*Records provided:*

────────────────────────────────────────

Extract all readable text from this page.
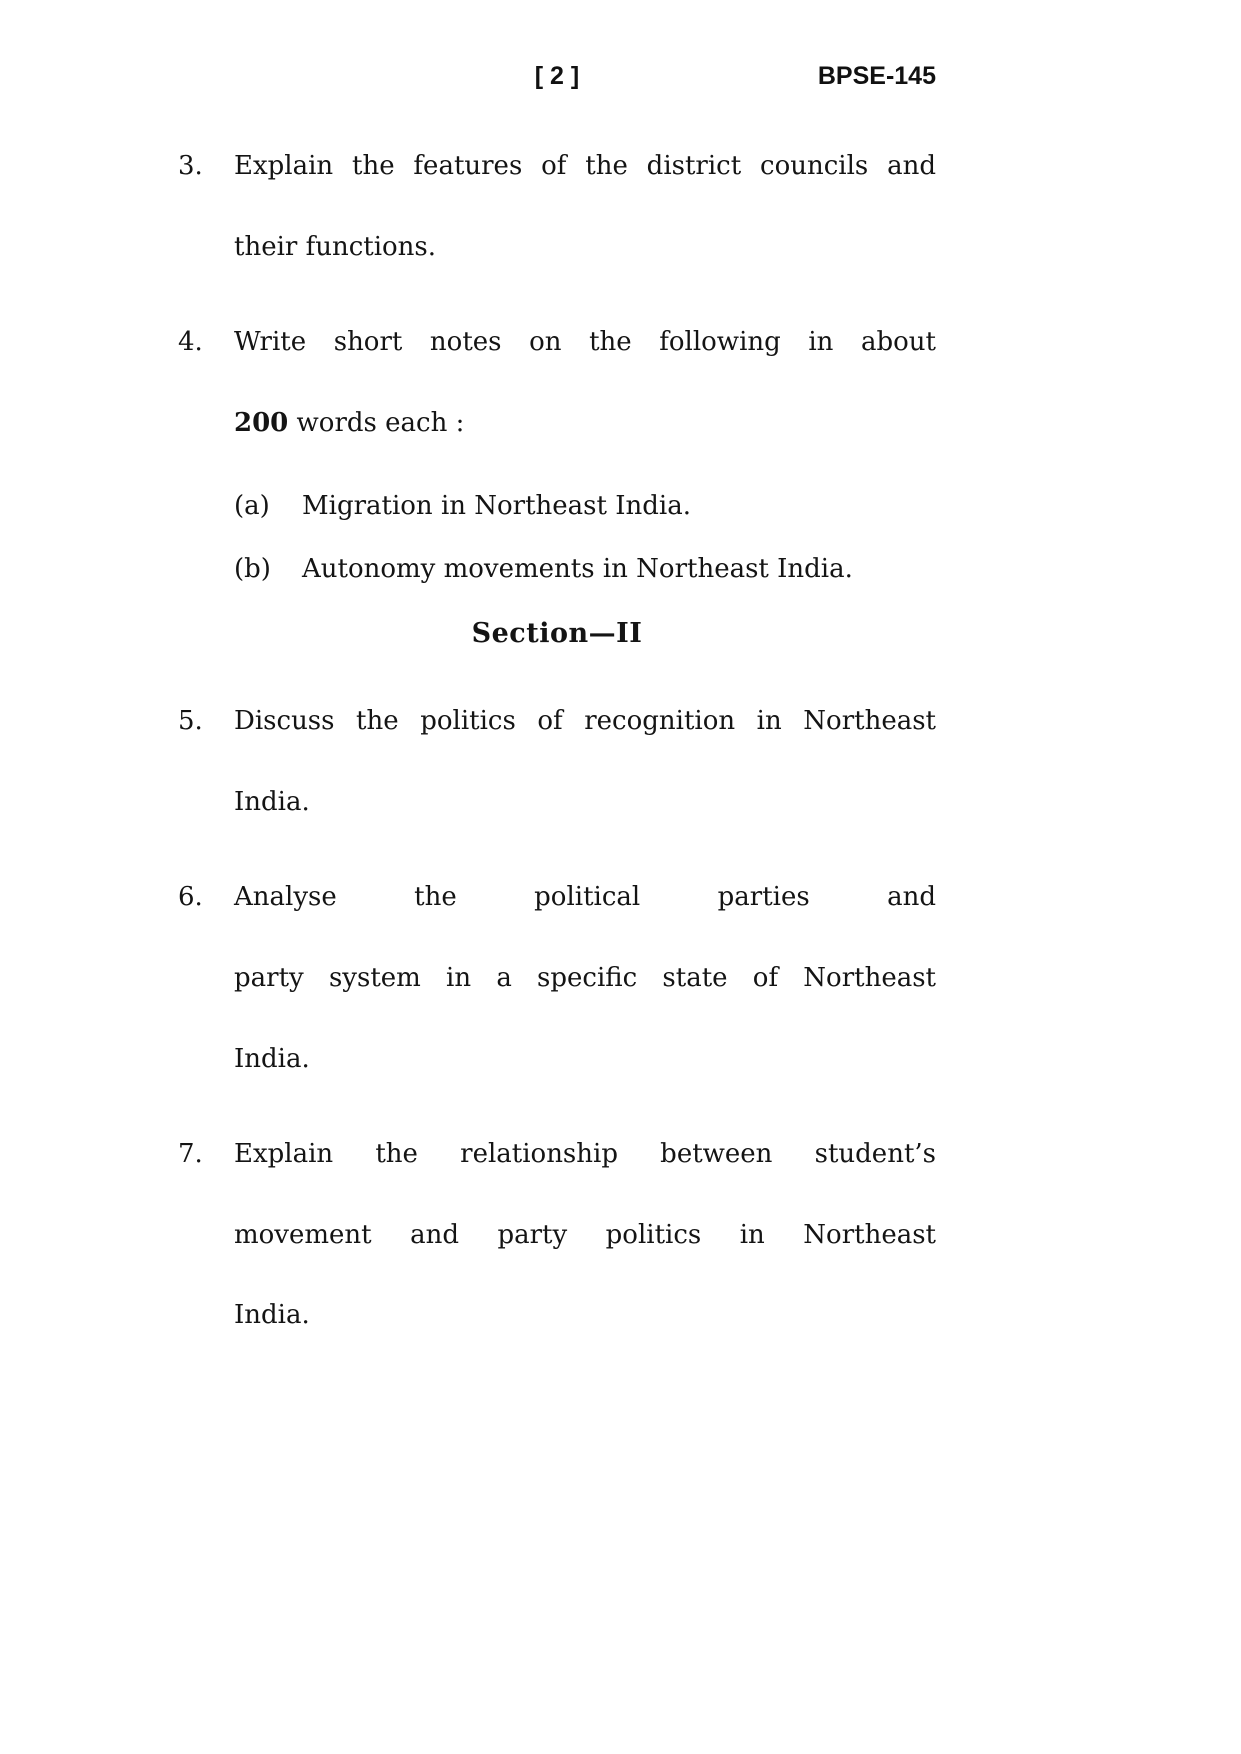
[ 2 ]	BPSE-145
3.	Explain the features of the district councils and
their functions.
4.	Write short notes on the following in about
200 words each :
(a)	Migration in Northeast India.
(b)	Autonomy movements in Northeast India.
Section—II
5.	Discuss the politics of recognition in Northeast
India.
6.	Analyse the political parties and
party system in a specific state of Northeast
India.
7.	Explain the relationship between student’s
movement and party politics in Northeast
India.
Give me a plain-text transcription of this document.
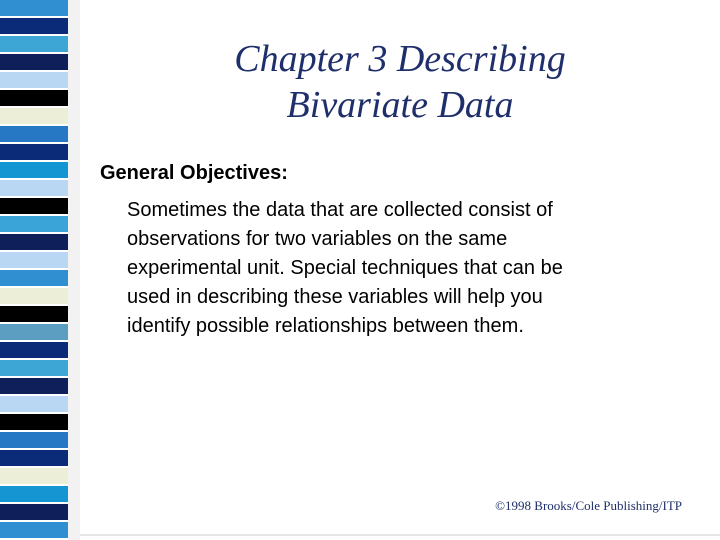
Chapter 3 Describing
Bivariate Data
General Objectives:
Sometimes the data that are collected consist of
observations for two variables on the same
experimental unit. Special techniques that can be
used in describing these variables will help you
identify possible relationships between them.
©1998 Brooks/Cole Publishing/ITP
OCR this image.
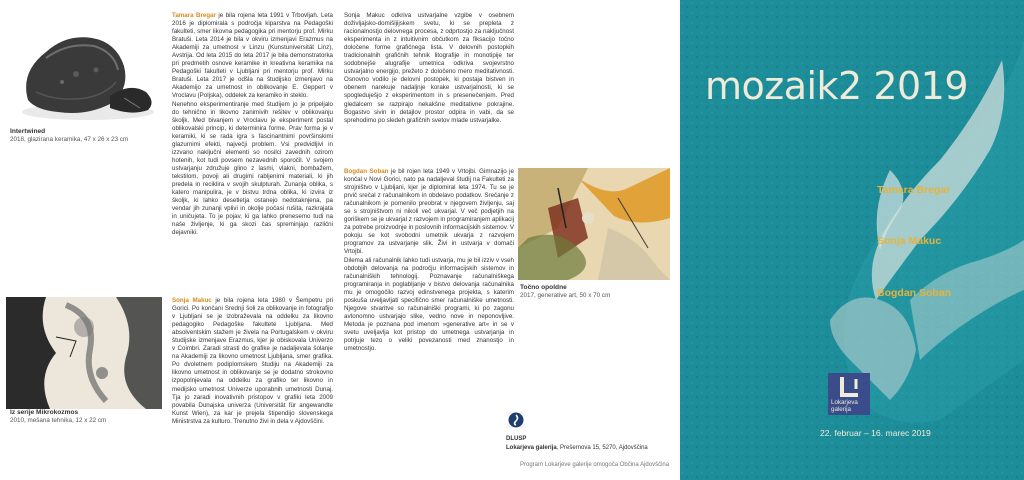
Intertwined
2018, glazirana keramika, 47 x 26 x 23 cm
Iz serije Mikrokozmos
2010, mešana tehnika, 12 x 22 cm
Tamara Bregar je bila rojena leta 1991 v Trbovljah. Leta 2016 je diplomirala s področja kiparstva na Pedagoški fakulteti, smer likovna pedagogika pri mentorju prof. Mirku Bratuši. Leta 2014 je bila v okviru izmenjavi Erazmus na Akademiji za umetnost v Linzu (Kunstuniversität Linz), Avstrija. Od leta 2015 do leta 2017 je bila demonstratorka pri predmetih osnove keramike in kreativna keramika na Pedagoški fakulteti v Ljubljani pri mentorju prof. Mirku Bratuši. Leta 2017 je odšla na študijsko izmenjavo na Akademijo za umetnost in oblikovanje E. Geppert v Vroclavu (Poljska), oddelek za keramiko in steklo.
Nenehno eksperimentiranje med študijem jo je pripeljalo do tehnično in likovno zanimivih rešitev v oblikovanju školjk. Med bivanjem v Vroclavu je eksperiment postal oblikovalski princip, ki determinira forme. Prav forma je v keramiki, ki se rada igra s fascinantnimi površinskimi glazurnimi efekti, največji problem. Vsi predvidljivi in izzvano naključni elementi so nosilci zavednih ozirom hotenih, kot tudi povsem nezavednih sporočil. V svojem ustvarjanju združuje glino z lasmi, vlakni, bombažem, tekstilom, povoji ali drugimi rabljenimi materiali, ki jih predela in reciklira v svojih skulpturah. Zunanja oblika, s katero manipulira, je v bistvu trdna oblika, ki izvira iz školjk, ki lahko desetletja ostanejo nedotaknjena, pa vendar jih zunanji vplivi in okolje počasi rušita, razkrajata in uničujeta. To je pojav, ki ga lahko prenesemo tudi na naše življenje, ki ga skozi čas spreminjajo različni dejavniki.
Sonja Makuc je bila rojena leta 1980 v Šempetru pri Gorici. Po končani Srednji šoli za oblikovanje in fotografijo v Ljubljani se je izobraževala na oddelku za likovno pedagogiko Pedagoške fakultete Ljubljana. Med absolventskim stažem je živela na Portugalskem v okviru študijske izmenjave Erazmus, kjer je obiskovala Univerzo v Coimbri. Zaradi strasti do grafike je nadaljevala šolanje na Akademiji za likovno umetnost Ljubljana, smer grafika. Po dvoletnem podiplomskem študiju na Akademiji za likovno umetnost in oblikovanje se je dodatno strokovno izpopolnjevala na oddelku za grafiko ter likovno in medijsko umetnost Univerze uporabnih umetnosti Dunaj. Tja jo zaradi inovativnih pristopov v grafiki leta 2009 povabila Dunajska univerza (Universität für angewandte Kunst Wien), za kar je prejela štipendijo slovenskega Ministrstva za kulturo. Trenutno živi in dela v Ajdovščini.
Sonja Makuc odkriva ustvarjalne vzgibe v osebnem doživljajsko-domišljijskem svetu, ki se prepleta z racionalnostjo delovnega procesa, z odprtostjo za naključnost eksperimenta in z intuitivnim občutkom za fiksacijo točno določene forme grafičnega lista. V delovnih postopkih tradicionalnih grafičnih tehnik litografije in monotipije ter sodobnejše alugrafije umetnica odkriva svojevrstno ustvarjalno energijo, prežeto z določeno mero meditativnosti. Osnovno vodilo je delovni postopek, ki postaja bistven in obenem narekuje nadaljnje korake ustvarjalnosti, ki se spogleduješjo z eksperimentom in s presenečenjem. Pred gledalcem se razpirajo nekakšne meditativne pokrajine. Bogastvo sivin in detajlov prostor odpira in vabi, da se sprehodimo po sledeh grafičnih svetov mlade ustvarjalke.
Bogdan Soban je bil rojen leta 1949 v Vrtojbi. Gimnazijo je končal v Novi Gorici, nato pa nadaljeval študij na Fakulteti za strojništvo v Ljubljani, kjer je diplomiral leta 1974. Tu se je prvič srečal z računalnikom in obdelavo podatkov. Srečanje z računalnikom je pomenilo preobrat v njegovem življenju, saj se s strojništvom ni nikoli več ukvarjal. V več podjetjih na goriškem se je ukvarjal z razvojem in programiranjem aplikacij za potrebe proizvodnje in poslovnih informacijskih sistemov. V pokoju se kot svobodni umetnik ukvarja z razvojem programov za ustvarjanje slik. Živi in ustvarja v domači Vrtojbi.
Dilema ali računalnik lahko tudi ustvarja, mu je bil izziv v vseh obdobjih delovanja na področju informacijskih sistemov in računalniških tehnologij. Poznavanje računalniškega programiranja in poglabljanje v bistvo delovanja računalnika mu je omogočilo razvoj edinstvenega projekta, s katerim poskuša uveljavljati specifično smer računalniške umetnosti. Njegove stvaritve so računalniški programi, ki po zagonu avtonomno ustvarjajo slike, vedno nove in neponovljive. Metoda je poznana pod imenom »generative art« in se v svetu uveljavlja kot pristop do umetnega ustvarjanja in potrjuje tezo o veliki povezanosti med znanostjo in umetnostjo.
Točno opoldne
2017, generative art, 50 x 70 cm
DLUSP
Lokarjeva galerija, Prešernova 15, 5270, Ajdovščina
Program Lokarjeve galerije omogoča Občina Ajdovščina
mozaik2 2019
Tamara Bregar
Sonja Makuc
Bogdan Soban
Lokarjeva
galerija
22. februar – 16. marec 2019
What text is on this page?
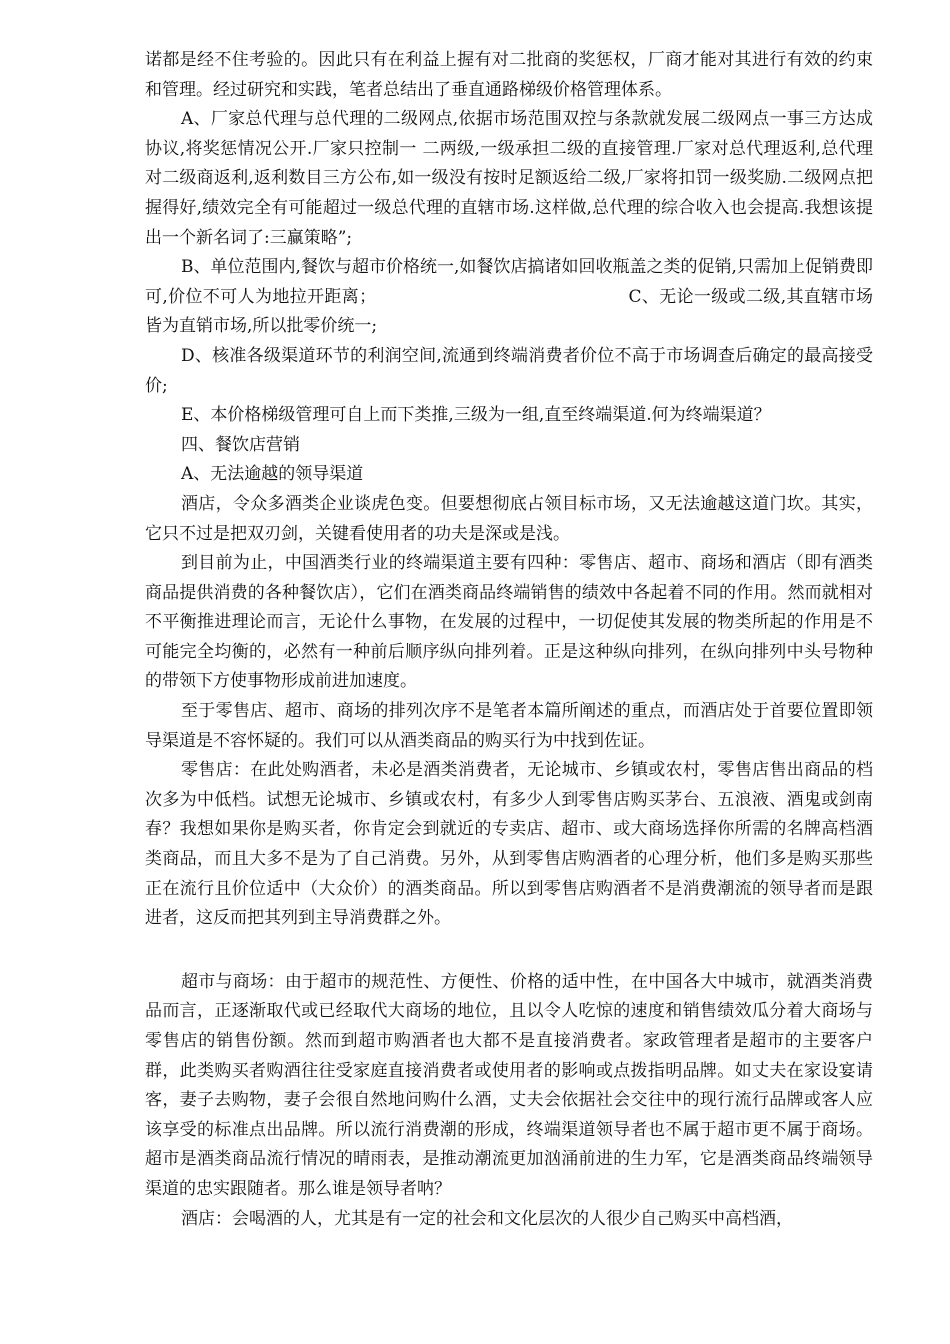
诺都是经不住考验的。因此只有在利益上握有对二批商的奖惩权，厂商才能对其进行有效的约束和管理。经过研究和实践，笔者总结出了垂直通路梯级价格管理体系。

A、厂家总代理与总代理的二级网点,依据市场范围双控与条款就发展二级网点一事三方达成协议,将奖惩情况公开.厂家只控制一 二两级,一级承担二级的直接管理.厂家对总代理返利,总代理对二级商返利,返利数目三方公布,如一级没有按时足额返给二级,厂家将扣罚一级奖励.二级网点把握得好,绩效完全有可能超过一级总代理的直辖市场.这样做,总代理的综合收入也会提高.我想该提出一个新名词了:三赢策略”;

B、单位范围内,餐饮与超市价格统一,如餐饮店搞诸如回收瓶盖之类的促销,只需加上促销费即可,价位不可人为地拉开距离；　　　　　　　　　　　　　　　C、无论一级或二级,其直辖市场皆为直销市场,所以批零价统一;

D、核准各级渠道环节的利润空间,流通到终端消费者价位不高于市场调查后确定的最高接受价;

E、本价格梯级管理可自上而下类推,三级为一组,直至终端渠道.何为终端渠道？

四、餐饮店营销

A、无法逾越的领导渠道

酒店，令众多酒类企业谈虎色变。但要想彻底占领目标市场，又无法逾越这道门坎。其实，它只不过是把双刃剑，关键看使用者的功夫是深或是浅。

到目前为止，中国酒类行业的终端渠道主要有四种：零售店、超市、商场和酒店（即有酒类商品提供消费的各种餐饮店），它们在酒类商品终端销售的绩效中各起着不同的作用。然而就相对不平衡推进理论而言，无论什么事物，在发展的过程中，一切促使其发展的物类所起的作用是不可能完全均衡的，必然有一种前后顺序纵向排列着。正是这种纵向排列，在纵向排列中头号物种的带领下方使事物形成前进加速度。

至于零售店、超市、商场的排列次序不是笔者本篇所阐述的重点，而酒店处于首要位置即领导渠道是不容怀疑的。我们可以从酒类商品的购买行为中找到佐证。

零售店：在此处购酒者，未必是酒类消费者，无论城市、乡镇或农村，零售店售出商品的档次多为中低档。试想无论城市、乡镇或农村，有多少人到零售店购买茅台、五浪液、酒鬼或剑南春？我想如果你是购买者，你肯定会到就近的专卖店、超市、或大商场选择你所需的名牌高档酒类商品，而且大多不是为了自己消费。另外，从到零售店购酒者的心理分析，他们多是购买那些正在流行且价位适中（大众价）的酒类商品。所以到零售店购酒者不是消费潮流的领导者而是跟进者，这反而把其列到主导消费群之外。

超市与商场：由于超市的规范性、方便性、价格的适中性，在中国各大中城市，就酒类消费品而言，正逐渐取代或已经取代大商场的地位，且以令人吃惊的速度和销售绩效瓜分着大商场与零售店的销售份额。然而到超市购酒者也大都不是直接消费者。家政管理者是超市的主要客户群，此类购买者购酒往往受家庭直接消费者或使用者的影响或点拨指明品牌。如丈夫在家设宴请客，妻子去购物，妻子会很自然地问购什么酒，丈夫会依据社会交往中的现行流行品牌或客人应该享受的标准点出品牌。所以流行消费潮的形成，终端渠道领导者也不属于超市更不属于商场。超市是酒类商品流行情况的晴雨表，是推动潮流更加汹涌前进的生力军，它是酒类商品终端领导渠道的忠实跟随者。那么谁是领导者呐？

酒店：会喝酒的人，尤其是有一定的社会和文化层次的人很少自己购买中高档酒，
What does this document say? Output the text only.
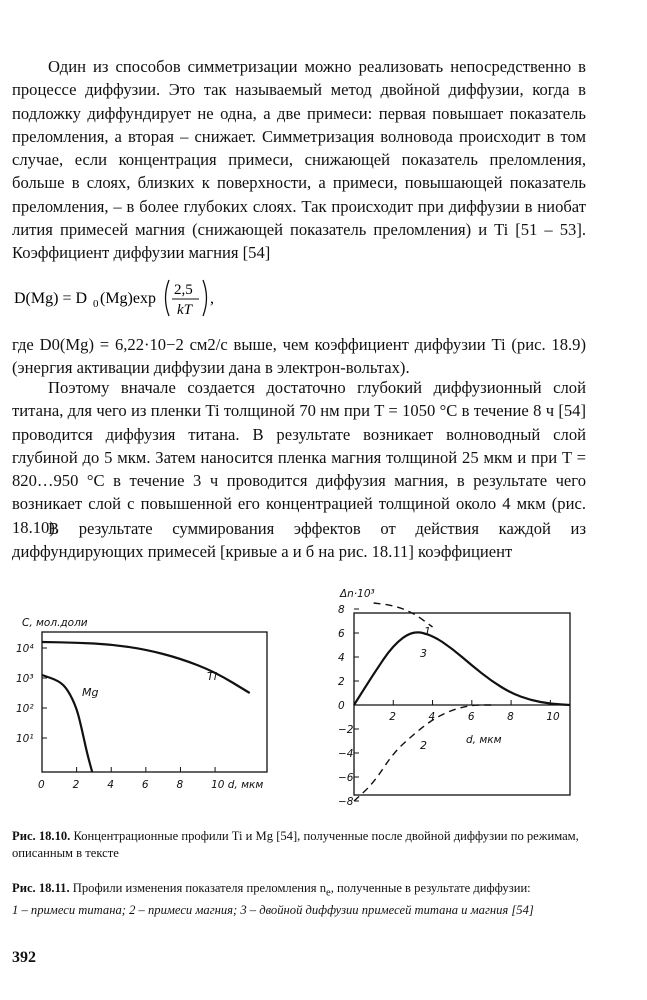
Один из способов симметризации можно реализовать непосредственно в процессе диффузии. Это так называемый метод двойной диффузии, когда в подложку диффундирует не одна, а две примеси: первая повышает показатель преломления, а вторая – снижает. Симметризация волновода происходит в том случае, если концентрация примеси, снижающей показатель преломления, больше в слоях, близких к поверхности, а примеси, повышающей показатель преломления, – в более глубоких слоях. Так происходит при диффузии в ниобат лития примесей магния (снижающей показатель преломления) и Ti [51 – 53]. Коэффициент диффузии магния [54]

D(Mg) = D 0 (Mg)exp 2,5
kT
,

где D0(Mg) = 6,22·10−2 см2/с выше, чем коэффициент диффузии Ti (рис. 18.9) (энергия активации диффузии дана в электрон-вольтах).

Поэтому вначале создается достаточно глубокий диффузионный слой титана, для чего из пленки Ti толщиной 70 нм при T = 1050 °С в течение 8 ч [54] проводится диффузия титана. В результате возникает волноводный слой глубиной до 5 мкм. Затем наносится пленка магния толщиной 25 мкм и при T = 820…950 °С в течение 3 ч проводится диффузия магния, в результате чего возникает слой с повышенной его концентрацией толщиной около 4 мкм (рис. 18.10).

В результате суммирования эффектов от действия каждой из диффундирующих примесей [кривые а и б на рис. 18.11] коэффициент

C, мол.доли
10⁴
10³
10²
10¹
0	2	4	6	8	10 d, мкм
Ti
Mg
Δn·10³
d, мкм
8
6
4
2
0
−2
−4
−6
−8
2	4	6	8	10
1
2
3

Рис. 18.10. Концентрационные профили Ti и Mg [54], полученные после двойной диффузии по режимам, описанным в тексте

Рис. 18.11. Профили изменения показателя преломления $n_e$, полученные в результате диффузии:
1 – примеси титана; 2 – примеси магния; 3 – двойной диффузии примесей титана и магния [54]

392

────────────────────────────────────────

*Required work:* Report only the number of lines that hold the string "двойной" in this listing.

*Exercise result:* 3